INFORMATION GIVEN –
- - - - -

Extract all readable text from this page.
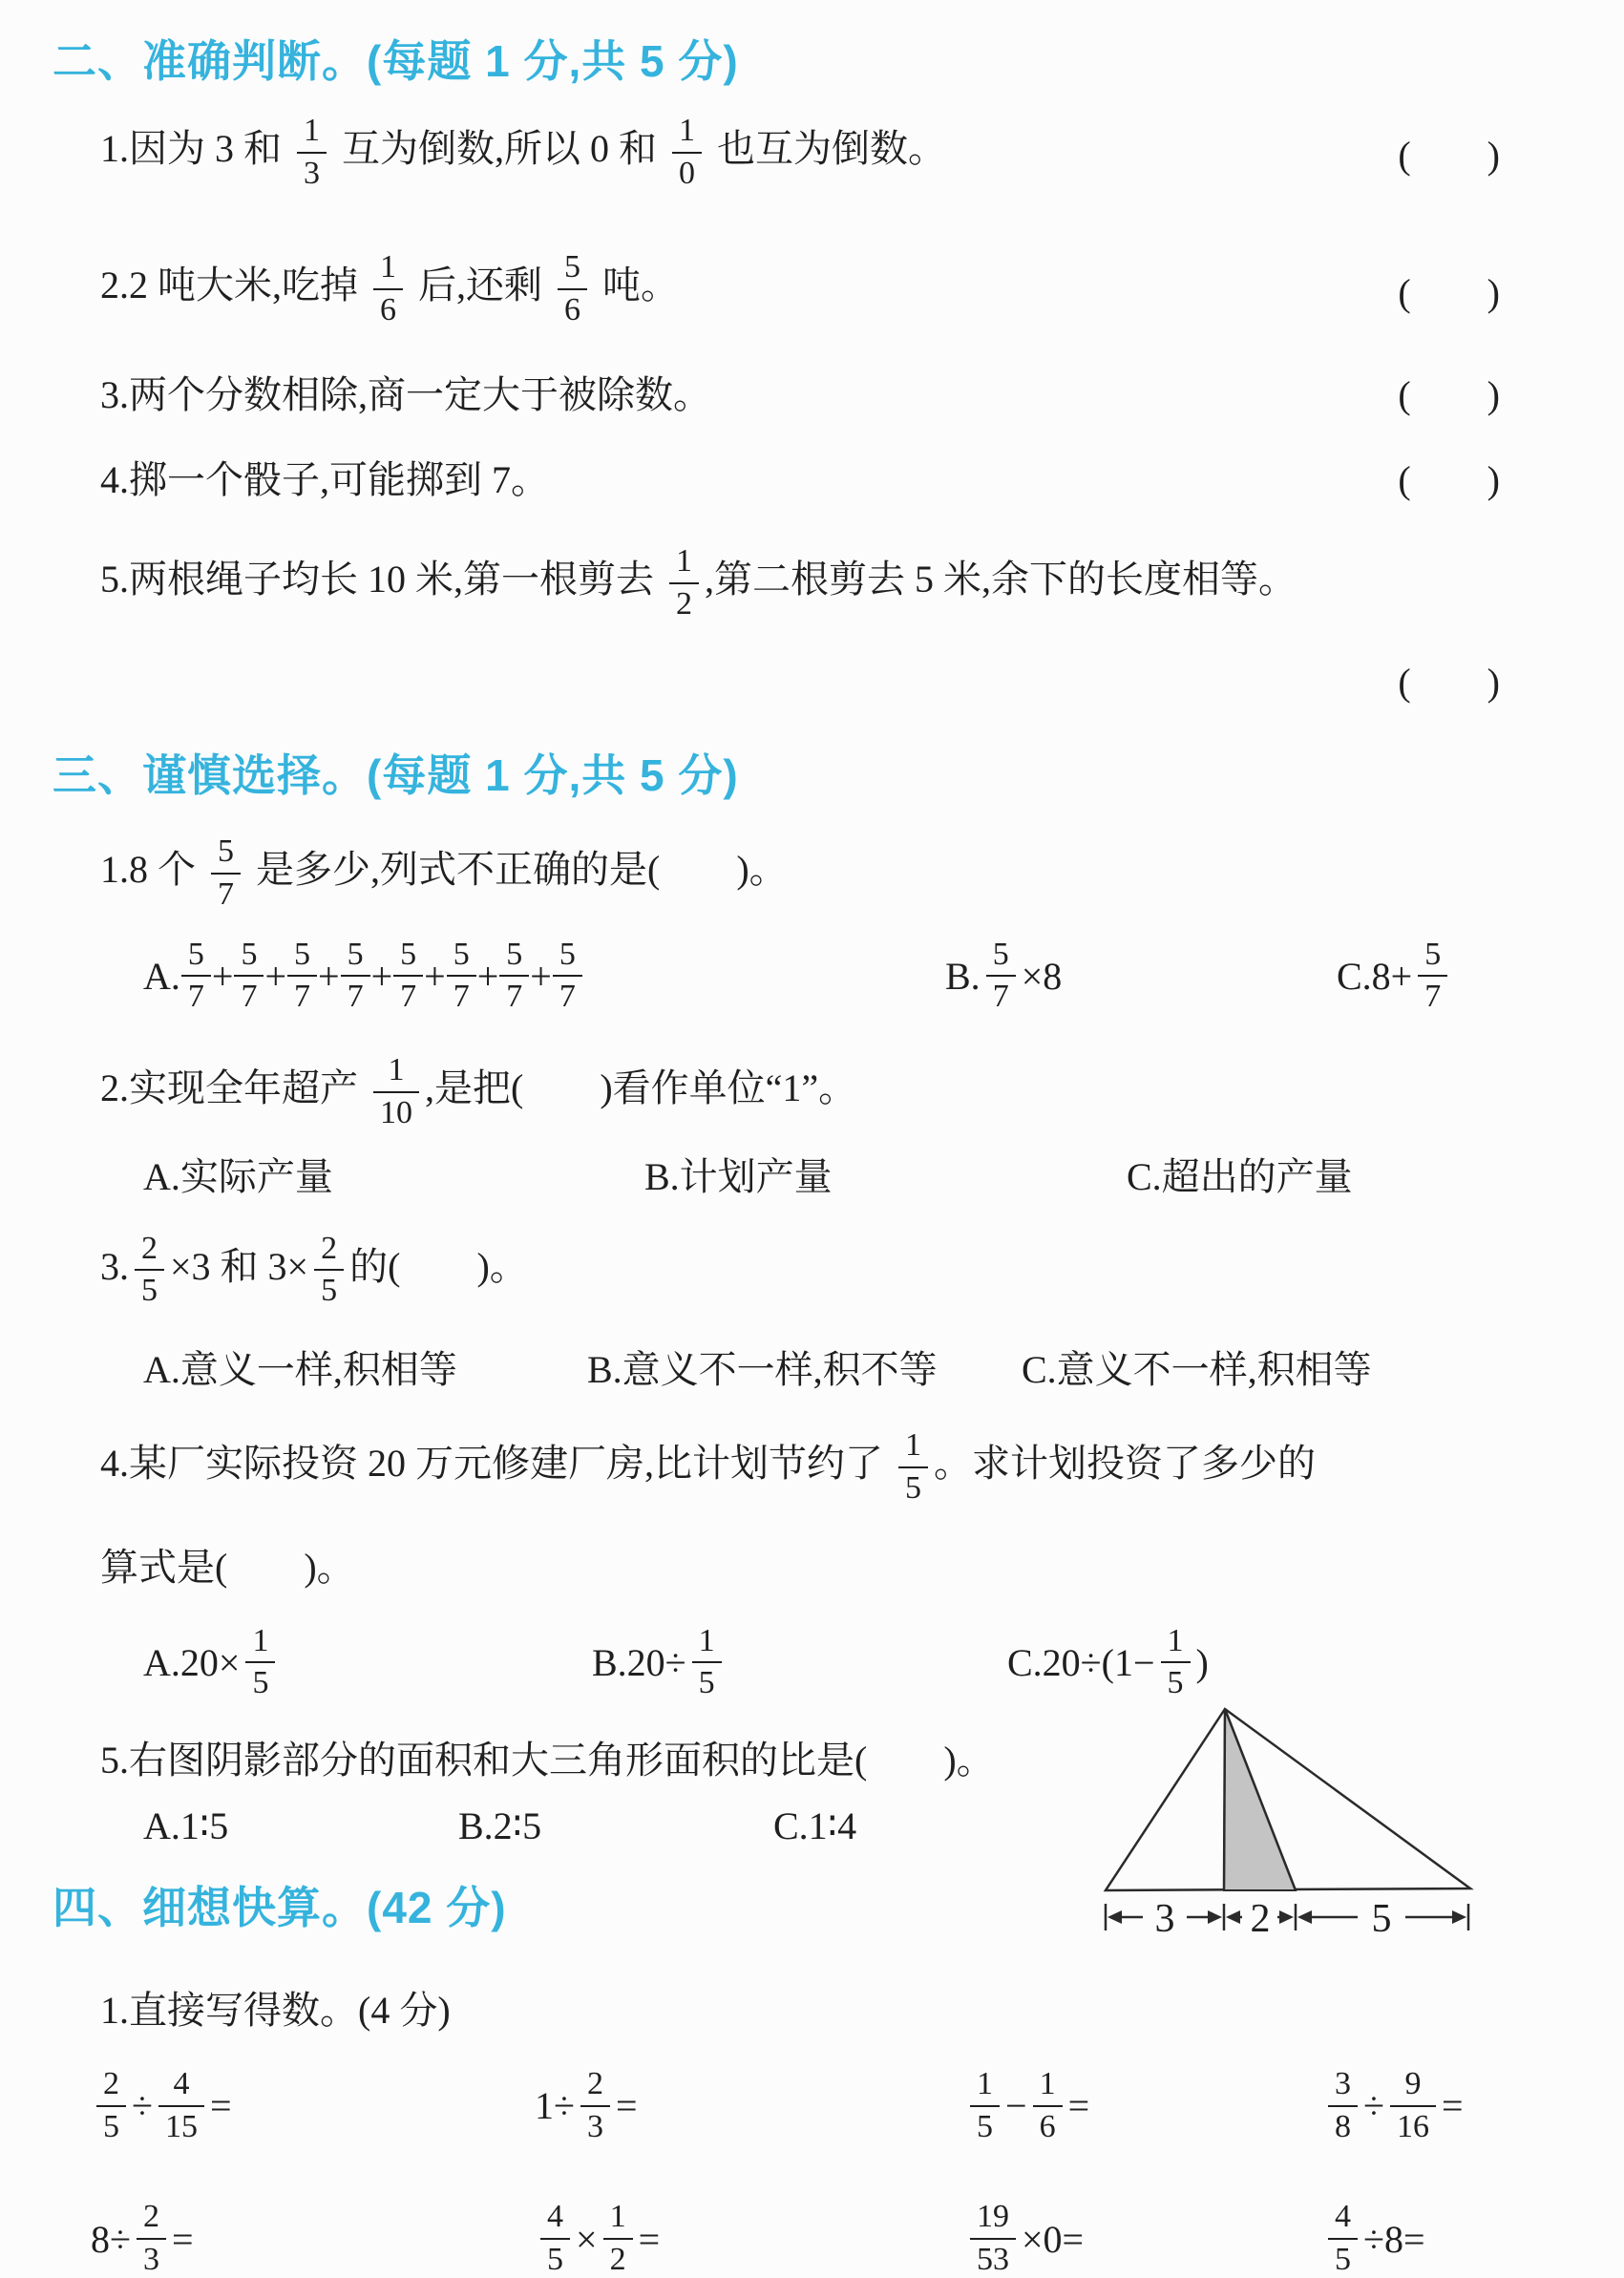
二、准确判断。(每题 1 分,共 5 分)
1.因为 3 和 $\frac{1}{3}$ 互为倒数,所以 0 和 $\frac{1}{0}$ 也互为倒数。	(　　)
2.2 吨大米,吃掉 $\frac{1}{6}$ 后,还剩 $\frac{5}{6}$ 吨。	(　　)
3.两个分数相除,商一定大于被除数。	(　　)
4.掷一个骰子,可能掷到 7。	(　　)
5.两根绳子均长 10 米,第一根剪去 $\frac{1}{2}$ ,第二根剪去 5 米,余下的长度相等。
(　　)
三、谨慎选择。(每题 1 分,共 5 分)
1.8 个 $\frac{5}{7}$ 是多少,列式不正确的是(　　)。
A. $\frac{5}{7} + \frac{5}{7} + \frac{5}{7} + \frac{5}{7} + \frac{5}{7} + \frac{5}{7} + \frac{5}{7} + \frac{5}{7}$	B. $\frac{5}{7} \times 8$	$C.8+ \frac{5}{7}$
2.实现全年超产 $\frac{1}{10}$ ,是把(　　)看作单位“1”。
A.实际产量	B.计划产量	C.超出的产量
3. $\frac{2}{5} \times 3$ 和 $3\times \frac{2}{5}$ 的(　　)。
A.意义一样,积相等	B.意义不一样,积不等	C.意义不一样,积相等
4.某厂实际投资 20 万元修建厂房,比计划节约了 $\frac{1}{5}$ 。求计划投资了多少的
算式是(　　)。
$A.20\times \frac{1}{5}$	$B.20\div \frac{1}{5}$	$C.20\div(1- \frac{1}{5}$ )
5.右图阴影部分的面积和大三角形面积的比是(　　)。
A.1∶5	B.2∶5	C.1∶4
3 2	5
四、细想快算。(42 分)
1.直接写得数。(4 分)
$\frac{2}{5} \div \frac{4}{15}$ =	$1\div \frac{2}{3}$ =	$\frac{1}{5} - \frac{1}{6}$ =	$\frac{3}{8} \div \frac{9}{16}$ =
$8\div \frac{2}{3}$ =	$\frac{4}{5} \times \frac{1}{2}$ =	$\frac{19}{53} \times 0=$	$\frac{4}{5} \div 8=$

- - - - -

Copy out the entries verbatim and leave the images out.

Extract all readable text from this page.
二、准确判断。(每题 1 分,共 5 分)
1.因为 3 和 $\frac{1}{3}$ 互为倒数,所以 0 和 $\frac{1}{0}$ 也互为倒数。	(　　)
2.2 吨大米,吃掉 $\frac{1}{6}$ 后,还剩 $\frac{5}{6}$ 吨。	(　　)
3.两个分数相除,商一定大于被除数。	(　　)
4.掷一个骰子,可能掷到 7。	(　　)
5.两根绳子均长 10 米,第一根剪去 $\frac{1}{2}$ ,第二根剪去 5 米,余下的长度相等。
(　　)
三、谨慎选择。(每题 1 分,共 5 分)
1.8 个 $\frac{5}{7}$ 是多少,列式不正确的是(　　)。
A. $\frac{5}{7} + \frac{5}{7} + \frac{5}{7} + \frac{5}{7} + \frac{5}{7} + \frac{5}{7} + \frac{5}{7} + \frac{5}{7}$	B. $\frac{5}{7} \times 8$	$C.8+ \frac{5}{7}$
2.实现全年超产 $\frac{1}{10}$ ,是把(　　)看作单位“1”。
A.实际产量	B.计划产量	C.超出的产量
3. $\frac{2}{5} \times 3$ 和 $3\times \frac{2}{5}$ 的(　　)。
A.意义一样,积相等	B.意义不一样,积不等	C.意义不一样,积相等
4.某厂实际投资 20 万元修建厂房,比计划节约了 $\frac{1}{5}$ 。求计划投资了多少的
算式是(　　)。
$A.20\times \frac{1}{5}$	$B.20\div \frac{1}{5}$	$C.20\div(1- \frac{1}{5}$ )
5.右图阴影部分的面积和大三角形面积的比是(　　)。
A.1∶5	B.2∶5	C.1∶4
3 2	5
四、细想快算。(42 分)
1.直接写得数。(4 分)
$\frac{2}{5} \div \frac{4}{15}$ =	$1\div \frac{2}{3}$ =	$\frac{1}{5} - \frac{1}{6}$ =	$\frac{3}{8} \div \frac{9}{16}$ =
$8\div \frac{2}{3}$ =	$\frac{4}{5} \times \frac{1}{2}$ =	$\frac{19}{53} \times 0=$	$\frac{4}{5} \div 8=$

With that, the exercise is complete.